* Source data:
========
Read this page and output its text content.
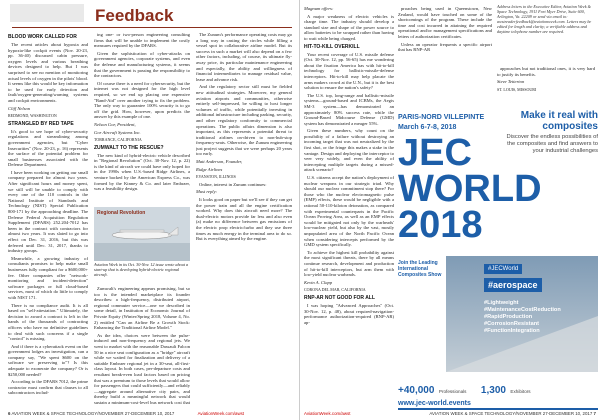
Feedback
BLOOD WORK CALLED FOR

The recent articles about hypoxia and hypoxia-like cockpit events (Nov. 20-23, pp. 36-40) discussed cabin pressure, oxygen levels and various breathing devices designed to help. But I was surprised to see no mention of monitoring actual levels of oxygen in the pilots' blood. It seems like this would be key information to be used for early detection and fault/oxygen-generating/warning systems and cockpit environments.

Cliff Nelson

REDMOND, WASHINGTON

STRANGLED BY RED TAPE

It's good to see hope of cyber-security regulations and streamlining among government agencies, but "Cyber Insecurities" (Nov. 20-23, p. 16) represents the surface of the potential problem for small businesses associated with the Defense Department.

I have been working on getting our small company prepared for almost two years. After significant hours and money spent, we still will be unable to comply with every one of the 110 controls in the National Institute of Standards and Technology (NIST) Special Publication 800-171 by the approaching deadline. The Defense Federal Acquisition Regulation Supplement (DFARS) 252.204-7012 has been in the contract with contractors for almost two years. It was slated to go into effect on Dec. 31, 2016, but this was deferred until Dec. 31, 2017, thanks to industry groups.

Meanwhile, a growing industry of consultants promises to help make small businesses fully compliant for a $600,000+ fee. Other companies offer "network-monitoring and incident-detection" software packages or full cloud-based services, most of which do little to comply with NIST 171.

There is no compliance audit. It is all based on "self-attestation." Ultimately, the decision to award a contract is left in the hands of the thousands of contracting officers who have no definitive guidelines to deal with such concerns if a single "control" is missing.

And if there is a cyberattack event on the government lodges an investigation, can a company say, "We spent $600 on the software we preserving to"? Is this adequate to exonerate the company? Or is $250,000 needed?

According to the DFARS 7012, the prime contractor must confirm that clauses to all subcontractors includ-

ing one- or two-person engineering consulting firms that will be unable to implement the costly measures required by the DFARS.

Given the sophistication of cyber-attacks on government agencies, corporate systems, and even the defense and manufacturing systems, it seems that the government is passing the responsibility to the contractors.

Of course there is a need for cybersecurity, but the internet was not designed for the high level required, so we end up placing one expensive "Band-Aid" over another trying to fix the problem. The only way to guarantee 100% security is to go off the grid. How, however, upon predicts the answer by this example of one.

Nelson Gor, President,

Gor Aircraft Systems Inc.

TORRANCE, CALIFORNIA

ZUMWALT TO THE RESCUE?

The new kind of hybrid-electric vehicle described in "Regional Revolution" (Oct. 30-Nov. 12, p. 22) is the kind of aircraft we could have only hoped for in the 1990s when U.S.-based Ridge Airlines, a venture backed by the American Express Co., was formed by the Kinney & Co. and later Embraer, was a feasibility design.

Regional Revolution
Aviation Week in its Oct. 30-Nov. 12 issue wrote about a start-up that is developing hybrid-electric regional aircraft.

Zumwalt's engineering appears promising, but so too is the intended marketplace its founder describes: a high-frequency, distributed airport, regional commuter service—one we described in some detail, in Institution of Economic Journal of Private Equity (Winter/Spring 2018, Volume 4, No. 2) entitled "Can an Airline Be a Growth Stock: Enhancing the Traditional Airline Model."

As the idea, choices were between the pulse-induced and non-frequency and regional jets. We went to market with the reasonable Dassault Falcon 50 in a nice seat configuration as a "bridge" aircraft while we waited for finalization and delivery of a suitable Embraer regional jet in a 30-seat, all-first-class layout. In both cases, per-departure costs and resultant break-even load factors based on pricing that was a premium to those levels that would allow for passengers that could sufficiently—and reliably—aggregate around alternative city pairs, and thereby build a meaningful network that would sustain a minimum-cost-level bus network cost that

The Zunum's performance operating costs may go a long way in casting the circles while filling a vessel spot in collaborative airline model. But its success in such a market will also depend on a few other factors, including, of course, its ultimate fly-away price, its particular maintenance engineering and especially, the ability and willingness of financial intermediaries to manage residual value, lease and advance risk.

And the regulatory sector still must be fielded new attitudinal strategies. Moreover, my general aviation airports and communities, otherwise entirely self-impressed, be willing to host longer volumes of traffic, while potentially investing in additional infrastructure including parking, security, and other regulatory conformity to commercial operations. The public affairs dimension is also important, as this represents a potential threat to traditional airlines on-driven to non-hub-stop frequency-seats. Otherwise, the Zunum engineering just project suggests that we were perhaps 20 years too early.

Matt Anderson, Founder,

Ridge Airlines

EVANSTON, ILLINOIS

Online, interest in Zunum continues:

Must reply:

It looks good on paper but we'll see if they can get the power train and all the engine certification worked. Why does this aircraft need more? The dual-electric motors provide far less and also even (a) make no difference between gas emissions of the electric prop electric/turbo and they use three times as much energy in the terminal area to do so. But is everything aimed by the engine.

6 AVIATION WEEK & SPACE TECHNOLOGY/NOVEMBER 27-DECEMBER 10, 2017	AviationWeek.com/awst

Magnum offers:

A major weakness of electric vehicles is charge time. The industry should develop a standard size and shape of the power source to allow batteries to be swapped rather than having to wait while being charged.

HIT-TO-KILL OVERKILL

Your recent coverage of U.S. missile defense (Oct. 30-Nov. 12, pp. 56-65) has me wondering about the fixation America has with hit-to-kill technology for ballistic-missile-defense interceptors. Hit-to-kill may help placate the arms makers crowd at the U.N., but it is the best solution to ensure the nation's safety?

The U.S. top, long-range and ballistic-missile systems—ground-based and ICBMs, the Aegis SM-3 system—has demonstrated an approximately 80% success rate, while the Ground-Based Midcourse Defense (GMD) system has demonstrated a meager 55%.

Given these numbers, why count on the possibility of a failure without destroying an incoming target that was not neutralized by the first shot, or the fringe this makes a stake in the vantage. Design and deploying the interceptor to veer very widely, and even the ability of intercepting multiple targets during a missed-attack scenario?

U.S. citizens accept the nation's deployment of nuclear weapons in our strategic triad. Why should our nuclear commitment stop there? For those who the nuclear electromagnetic pulse (EMP) effects, these would be negligible with a rational 50-110-kiloton detonation, as compared with experimental counterparts in the Pacific Ocean Proving Area, as well as an EMP effects would be mitigated not only by the warheads' low-nuclear yield, but also by the vast, mostly unpopulated area of the North Pacific Ocean when considering intercepts performed by the GMD system specifically.

To achieve the highest kill probability against the most significant threats, there by all means continue research, development and production of hit-to-kill interceptors, but arm them with low-yield nuclear warheads.

Kevin A. Clapp

CORONA DEL MAR, CALIFORNIA

RNP-AR NOT GOOD FOR ALL

I was hoping "Advanced Approaches" (Oct. 30-Nov. 12, p. 48), about required-navigation-performance authorization-required (RNP-AR) ap-

proaches being used in Queenstown, New Zealand, would have touched on some of the shortcomings of the program. These include the time and cost incurred in attaining the required operational and/or management specifications and letters of authorization certificates.

Unless an operator frequents a specific airport that has RNP-AR

approaches but not traditional ones, it is very hard to justify its benefits.

Steve Tetterton

ST. LOUIS, MISSOURI

AviationWeek.com/awst	AVIATION WEEK & SPACE TECHNOLOGY/NOVEMBER 27-DECEMBER 10, 2017 7
Address letters to the Executive Editor, Aviation Week & Space Technology, 1911 Fort Myer Drive, Suite 600, Arlington, Va. 22209 or send via email to: awstreaderfeedback@aviationweek.com. Letters may be edited for length and clarity; a verifiable address and daytime telephone number are required.
PARIS-NORD VILLEPINTE
March 6-7-8, 2018
JEC
WORLD
2018
Make it real with composites
Discover the endless possibilities of the composites and find answers to your industrial challenges
Join the Leading International Composites Show
#JECWorld
#aerospace
#Lightweight
#MaintenanceCostReduction
#RapidProduction
#CorrosionResistant
#FunctionIntegration
+40,000 Professionals 1,300 Exhibitors
www.jec-world.events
========
* The problem:
Review the material and copy each line in which the word "warheads" appears.

* Exercise answer:
U.S. citizens accept the nation's deployment of nuclear weapons in our strategic triad. Why should our nuclear commitment stop there? For those who the nuclear electromagnetic pulse (EMP) effects, these would be negligible with a rational 50-110-kiloton detonation, as compared with experimental counterparts in the Pacific Ocean Proving Area, as well as an EMP effects would be mitigated not only by the warheads' low-nuclear yield, but also by the vast, mostly unpopulated area of the North Pacific Ocean when considering intercepts performed by the GMD system specifically.
To achieve the highest kill probability against the most significant threats, there by all means continue research, development and production of hit-to-kill interceptors, but arm them with low-yield nuclear warheads.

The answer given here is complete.